> **What the task requires**
The reply has to contain each record exactly as written.

> **Input data**
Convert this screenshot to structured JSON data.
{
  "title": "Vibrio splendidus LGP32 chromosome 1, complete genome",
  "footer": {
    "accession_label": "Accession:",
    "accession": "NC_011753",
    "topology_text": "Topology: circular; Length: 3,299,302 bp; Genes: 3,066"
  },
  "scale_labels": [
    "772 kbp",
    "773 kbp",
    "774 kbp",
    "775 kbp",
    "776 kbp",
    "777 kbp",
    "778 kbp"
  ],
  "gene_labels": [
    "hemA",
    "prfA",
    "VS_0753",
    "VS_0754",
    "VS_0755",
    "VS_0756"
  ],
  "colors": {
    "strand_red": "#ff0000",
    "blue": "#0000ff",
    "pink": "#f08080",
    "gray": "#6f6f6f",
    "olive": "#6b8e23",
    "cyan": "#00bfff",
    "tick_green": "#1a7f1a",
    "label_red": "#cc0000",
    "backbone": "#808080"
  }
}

> **Your solution**
Convert this screenshot to structured JSON data.
{
  "title": "Vibrio splendidus LGP32 chromosome 1, complete genome",
  "footer": {
    "accession_label": "Accession:",
    "accession": "NC_011753",
    "topology_text": "Topology: circular; Length: 3,299,302 bp; Genes: 3,066"
  },
  "scale_labels": [
    "772 kbp",
    "773 kbp",
    "774 kbp",
    "775 kbp",
    "776 kbp",
    "777 kbp",
    "778 kbp"
  ],
  "gene_labels": [
    "hemA",
    "prfA",
    "VS_0753",
    "VS_0754",
    "VS_0755",
    "VS_0756"
  ],
  "colors": {
    "strand_red": "#ff0000",
    "blue": "#0000ff",
    "pink": "#f08080",
    "gray": "#6f6f6f",
    "olive": "#6b8e23",
    "cyan": "#00bfff",
    "tick_green": "#1a7f1a",
    "label_red": "#cc0000",
    "backbone": "#808080"
  }
}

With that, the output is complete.